## Selected passage
I think William W. Freehling exaggerates a bit for effect, but I really like his observation about John C. Calhoun:
About the illustration:
After the Civil War, careless commentators would claim that Calhoun's ghost led the South to war. Contemporaries knew better. Few claimed Calhoun's tradition during southern debates of the late 1850s. His last Senate speech and posthumously published masterpieces [his A Discourse on the Constitution and Government of the United States and A Disquisition on Government] explain why. They reveal a man trapped in the 1830s.

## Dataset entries
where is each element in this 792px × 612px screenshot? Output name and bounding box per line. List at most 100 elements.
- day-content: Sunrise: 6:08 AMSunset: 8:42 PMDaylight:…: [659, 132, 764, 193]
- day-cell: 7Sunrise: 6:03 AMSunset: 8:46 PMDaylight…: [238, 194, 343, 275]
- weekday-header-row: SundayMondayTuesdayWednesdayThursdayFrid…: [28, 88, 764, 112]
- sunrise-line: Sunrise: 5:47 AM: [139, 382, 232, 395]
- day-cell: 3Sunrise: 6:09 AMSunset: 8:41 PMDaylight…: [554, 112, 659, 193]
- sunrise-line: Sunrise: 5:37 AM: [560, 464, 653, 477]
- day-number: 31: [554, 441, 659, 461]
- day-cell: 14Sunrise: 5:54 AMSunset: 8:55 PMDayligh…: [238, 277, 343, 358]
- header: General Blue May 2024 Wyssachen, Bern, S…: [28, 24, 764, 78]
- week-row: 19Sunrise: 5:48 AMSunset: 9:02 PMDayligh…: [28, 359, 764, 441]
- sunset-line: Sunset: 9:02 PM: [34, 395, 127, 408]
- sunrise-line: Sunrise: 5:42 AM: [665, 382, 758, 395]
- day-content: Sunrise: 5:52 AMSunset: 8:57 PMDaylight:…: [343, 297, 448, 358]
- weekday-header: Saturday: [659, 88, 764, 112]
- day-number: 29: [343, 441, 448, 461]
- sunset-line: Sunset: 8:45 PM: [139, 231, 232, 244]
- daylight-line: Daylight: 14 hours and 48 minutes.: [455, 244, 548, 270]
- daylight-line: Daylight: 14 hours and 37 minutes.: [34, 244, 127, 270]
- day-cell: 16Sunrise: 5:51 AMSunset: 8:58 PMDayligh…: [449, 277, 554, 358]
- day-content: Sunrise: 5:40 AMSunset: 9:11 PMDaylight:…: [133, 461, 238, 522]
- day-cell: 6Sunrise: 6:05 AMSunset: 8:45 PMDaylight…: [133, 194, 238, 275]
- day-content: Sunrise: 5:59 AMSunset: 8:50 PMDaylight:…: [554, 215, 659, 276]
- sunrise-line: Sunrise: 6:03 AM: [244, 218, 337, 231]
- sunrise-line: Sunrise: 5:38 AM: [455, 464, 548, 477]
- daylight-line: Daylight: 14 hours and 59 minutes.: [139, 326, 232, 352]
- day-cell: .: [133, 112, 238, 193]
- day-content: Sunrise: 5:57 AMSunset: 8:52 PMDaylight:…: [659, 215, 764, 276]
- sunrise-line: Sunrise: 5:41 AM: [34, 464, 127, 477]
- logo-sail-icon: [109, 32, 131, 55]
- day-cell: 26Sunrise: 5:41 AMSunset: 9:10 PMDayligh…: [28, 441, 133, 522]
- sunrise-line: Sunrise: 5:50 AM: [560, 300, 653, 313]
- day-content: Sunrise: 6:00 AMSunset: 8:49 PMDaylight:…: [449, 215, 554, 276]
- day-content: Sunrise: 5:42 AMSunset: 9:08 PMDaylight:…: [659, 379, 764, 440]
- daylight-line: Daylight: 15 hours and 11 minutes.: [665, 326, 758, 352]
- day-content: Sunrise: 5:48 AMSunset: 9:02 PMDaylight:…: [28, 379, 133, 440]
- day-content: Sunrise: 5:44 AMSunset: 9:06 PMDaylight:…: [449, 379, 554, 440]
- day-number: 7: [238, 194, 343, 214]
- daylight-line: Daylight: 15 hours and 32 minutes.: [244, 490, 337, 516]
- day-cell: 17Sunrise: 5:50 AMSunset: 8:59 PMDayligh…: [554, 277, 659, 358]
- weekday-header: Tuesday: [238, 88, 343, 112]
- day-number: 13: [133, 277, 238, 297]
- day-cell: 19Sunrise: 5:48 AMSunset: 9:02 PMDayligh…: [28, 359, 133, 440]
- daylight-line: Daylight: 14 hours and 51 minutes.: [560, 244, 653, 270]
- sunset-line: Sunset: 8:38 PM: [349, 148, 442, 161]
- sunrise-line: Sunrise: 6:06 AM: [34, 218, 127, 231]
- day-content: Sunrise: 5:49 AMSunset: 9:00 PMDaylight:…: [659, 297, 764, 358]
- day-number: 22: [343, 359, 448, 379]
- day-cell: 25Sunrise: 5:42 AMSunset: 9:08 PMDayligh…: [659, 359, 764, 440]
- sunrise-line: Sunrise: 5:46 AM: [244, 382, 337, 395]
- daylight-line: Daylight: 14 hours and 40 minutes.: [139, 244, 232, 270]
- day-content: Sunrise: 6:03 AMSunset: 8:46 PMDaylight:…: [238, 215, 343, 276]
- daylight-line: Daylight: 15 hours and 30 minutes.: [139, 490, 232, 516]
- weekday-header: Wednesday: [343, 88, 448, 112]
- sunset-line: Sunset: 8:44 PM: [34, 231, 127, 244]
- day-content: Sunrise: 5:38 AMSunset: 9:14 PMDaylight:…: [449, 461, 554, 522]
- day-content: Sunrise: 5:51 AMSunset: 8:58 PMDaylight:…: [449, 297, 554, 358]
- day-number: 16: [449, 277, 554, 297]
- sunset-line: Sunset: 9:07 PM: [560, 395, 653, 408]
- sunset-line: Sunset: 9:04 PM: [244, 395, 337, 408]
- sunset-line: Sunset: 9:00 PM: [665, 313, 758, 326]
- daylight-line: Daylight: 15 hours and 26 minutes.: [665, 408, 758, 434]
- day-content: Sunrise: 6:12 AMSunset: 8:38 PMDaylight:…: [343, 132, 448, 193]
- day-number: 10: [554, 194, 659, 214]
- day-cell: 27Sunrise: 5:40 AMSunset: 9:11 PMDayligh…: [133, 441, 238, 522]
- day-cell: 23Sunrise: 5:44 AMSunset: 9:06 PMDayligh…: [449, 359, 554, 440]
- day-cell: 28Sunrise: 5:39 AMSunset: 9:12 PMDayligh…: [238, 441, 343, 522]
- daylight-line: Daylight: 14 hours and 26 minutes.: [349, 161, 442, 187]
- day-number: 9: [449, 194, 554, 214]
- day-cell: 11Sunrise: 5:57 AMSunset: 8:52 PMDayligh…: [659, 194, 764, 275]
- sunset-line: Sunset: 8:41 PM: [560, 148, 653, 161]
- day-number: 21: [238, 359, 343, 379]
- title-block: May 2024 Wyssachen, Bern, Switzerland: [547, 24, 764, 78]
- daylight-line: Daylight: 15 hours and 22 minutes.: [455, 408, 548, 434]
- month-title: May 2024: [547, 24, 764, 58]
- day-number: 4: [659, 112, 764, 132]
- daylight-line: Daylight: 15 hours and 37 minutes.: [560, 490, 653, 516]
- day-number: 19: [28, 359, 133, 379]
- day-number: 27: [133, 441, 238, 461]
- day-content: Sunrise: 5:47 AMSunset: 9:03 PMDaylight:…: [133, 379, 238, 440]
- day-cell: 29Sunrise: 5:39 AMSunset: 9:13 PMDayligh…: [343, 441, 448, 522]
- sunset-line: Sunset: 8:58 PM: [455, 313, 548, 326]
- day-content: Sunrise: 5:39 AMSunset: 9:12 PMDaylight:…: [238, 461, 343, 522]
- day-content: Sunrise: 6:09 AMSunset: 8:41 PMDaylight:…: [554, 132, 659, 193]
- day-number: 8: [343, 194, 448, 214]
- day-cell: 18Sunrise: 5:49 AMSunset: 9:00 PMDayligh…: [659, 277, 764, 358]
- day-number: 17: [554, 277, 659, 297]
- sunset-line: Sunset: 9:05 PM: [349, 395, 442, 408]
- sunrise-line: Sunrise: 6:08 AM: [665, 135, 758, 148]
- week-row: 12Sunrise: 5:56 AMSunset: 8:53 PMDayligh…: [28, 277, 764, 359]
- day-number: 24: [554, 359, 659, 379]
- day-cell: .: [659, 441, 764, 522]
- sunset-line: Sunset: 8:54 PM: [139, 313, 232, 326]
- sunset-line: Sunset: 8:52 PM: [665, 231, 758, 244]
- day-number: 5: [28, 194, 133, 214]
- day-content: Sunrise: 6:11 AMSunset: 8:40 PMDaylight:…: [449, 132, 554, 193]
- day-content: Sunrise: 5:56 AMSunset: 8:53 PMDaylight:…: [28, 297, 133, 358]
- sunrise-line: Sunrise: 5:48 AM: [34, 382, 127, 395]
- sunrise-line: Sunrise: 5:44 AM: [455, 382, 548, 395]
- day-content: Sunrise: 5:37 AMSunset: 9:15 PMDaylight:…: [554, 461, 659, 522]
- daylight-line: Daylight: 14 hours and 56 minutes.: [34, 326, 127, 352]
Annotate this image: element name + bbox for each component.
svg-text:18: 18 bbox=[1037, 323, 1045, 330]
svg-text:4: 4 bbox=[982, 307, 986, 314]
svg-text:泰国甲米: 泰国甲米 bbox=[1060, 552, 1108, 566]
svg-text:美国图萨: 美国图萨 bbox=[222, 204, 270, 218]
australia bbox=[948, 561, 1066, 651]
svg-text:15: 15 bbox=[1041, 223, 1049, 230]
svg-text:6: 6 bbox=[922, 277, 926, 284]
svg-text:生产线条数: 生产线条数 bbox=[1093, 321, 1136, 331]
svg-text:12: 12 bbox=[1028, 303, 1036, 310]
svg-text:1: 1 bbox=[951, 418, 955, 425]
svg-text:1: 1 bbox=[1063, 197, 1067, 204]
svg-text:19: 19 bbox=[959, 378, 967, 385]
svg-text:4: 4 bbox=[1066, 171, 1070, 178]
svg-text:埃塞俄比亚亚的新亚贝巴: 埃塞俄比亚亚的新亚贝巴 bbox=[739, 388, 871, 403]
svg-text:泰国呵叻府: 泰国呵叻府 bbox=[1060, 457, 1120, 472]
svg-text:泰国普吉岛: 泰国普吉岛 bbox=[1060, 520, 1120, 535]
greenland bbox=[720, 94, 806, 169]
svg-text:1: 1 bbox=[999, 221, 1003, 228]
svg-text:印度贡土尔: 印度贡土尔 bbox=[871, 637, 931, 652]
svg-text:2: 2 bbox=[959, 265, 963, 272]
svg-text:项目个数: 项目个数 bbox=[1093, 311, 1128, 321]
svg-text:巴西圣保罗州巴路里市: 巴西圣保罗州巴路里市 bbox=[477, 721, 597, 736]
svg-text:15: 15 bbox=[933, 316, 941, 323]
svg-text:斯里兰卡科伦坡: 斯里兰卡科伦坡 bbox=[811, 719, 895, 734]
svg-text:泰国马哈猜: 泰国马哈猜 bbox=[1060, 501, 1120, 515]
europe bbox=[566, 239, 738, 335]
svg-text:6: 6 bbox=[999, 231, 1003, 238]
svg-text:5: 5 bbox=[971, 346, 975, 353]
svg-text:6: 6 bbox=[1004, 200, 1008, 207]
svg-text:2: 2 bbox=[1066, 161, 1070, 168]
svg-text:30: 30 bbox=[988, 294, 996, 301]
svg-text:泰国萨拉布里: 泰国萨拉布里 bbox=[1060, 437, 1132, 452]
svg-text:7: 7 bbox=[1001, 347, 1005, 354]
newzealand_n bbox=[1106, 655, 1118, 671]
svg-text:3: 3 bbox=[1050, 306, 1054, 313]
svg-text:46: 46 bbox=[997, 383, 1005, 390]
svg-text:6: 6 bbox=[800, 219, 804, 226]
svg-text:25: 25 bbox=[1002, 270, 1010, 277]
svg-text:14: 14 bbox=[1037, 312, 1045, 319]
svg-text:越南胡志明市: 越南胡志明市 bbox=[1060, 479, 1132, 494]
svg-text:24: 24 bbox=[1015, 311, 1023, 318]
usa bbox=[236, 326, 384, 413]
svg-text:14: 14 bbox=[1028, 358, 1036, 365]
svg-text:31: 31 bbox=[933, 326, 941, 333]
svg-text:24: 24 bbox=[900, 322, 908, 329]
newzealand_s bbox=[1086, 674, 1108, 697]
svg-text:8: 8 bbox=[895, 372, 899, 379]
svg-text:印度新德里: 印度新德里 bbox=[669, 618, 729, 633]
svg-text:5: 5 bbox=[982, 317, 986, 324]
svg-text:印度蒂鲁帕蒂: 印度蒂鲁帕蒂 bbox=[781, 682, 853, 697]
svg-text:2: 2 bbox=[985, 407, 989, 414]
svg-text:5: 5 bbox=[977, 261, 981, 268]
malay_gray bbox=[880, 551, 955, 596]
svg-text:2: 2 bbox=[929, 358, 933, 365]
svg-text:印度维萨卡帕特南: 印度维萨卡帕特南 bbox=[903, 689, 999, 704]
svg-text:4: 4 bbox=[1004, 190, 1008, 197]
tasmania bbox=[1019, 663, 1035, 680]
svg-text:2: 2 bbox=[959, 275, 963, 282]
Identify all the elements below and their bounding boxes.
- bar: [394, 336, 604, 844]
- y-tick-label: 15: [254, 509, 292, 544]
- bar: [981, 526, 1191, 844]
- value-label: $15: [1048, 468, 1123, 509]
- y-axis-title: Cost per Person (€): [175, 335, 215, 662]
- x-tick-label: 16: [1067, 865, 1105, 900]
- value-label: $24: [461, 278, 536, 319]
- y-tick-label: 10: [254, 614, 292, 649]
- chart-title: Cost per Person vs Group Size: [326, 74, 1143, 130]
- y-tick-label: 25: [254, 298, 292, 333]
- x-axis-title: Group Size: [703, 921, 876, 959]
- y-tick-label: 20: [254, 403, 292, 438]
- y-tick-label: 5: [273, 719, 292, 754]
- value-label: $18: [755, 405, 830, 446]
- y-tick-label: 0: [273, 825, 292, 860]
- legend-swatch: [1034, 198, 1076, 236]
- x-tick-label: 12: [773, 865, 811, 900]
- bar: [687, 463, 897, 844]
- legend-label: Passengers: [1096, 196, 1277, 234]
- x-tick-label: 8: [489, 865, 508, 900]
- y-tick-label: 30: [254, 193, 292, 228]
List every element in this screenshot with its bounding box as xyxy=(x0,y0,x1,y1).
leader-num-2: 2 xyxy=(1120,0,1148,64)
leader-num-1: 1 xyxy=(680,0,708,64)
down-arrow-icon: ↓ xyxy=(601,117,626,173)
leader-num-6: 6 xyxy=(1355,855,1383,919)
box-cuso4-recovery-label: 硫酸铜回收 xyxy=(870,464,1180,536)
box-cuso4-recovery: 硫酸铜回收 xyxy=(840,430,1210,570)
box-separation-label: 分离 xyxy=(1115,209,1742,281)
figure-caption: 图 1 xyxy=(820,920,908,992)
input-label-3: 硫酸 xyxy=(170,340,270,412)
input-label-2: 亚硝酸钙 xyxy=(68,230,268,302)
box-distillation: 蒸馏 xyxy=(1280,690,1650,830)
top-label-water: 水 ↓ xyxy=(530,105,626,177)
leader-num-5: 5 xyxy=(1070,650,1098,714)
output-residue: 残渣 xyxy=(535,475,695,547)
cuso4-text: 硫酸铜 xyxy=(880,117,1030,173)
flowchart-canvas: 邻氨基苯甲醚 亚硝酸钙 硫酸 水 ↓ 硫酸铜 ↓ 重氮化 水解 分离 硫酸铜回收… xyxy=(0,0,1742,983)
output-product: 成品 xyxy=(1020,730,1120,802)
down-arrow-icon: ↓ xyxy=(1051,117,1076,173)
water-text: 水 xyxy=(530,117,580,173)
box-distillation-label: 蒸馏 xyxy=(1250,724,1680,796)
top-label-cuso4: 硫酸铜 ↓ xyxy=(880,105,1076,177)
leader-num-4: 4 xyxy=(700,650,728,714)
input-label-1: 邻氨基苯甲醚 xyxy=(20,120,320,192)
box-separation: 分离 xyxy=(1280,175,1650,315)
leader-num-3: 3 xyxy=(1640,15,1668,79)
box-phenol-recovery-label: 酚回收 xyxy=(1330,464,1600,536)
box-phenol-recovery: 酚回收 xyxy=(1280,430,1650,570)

## Problems to work on
1/ Which works does the passage about John C. Calhoun say explain why few claimed his tradition in the late 1850s? List every one.
2/ In the passage about John C. Calhoun, what did careless commentators claim after the Civil War?
3/ Return the stretch of the passage about John C. Calhoun from "I think William" through "in the 1830s.".
These rows were drawn from a separate source unrelated to the text.

## Results in order
1/
- His last Senate speech
- A Discourse on the Constitution and Government of the United States
- A Disquisition on Government

2/ They claimed that Calhoun's ghost led the South to war.

3/
I think William W. Freehling exaggerates a bit for effect, but I really like his observation about John C. Calhoun:
About the illustration:
After the Civil War, careless commentators would claim that Calhoun's ghost led the South to war. Contemporaries knew better. Few claimed Calhoun's tradition during southern debates of the late 1850s. His last Senate speech and posthumously published masterpieces [his A Discourse on the Constitution and Government of the United States and A Disquisition on Government] explain why. They reveal a man trapped in the 1830s.